» Dataset records:
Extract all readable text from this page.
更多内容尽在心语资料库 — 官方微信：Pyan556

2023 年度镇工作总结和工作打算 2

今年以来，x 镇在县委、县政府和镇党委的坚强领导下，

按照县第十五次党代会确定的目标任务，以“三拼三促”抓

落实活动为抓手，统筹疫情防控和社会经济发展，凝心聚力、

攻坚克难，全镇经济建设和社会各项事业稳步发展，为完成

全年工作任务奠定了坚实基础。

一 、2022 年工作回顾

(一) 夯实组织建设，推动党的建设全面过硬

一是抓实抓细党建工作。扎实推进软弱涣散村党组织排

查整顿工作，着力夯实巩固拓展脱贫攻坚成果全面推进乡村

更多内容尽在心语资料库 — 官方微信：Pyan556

» Problem statement: Reproduce the listing shown above in its entirety, exactly.

» Answer in full:
Extract all readable text from this page.
更多内容尽在心语资料库 — 官方微信：Pyan556

2023 年度镇工作总结和工作打算 2

今年以来，x 镇在县委、县政府和镇党委的坚强领导下，

按照县第十五次党代会确定的目标任务，以“三拼三促”抓

落实活动为抓手，统筹疫情防控和社会经济发展，凝心聚力、

攻坚克难，全镇经济建设和社会各项事业稳步发展，为完成

全年工作任务奠定了坚实基础。

一 、2022 年工作回顾

(一) 夯实组织建设，推动党的建设全面过硬

一是抓实抓细党建工作。扎实推进软弱涣散村党组织排

查整顿工作，着力夯实巩固拓展脱贫攻坚成果全面推进乡村

更多内容尽在心语资料库 — 官方微信：Pyan556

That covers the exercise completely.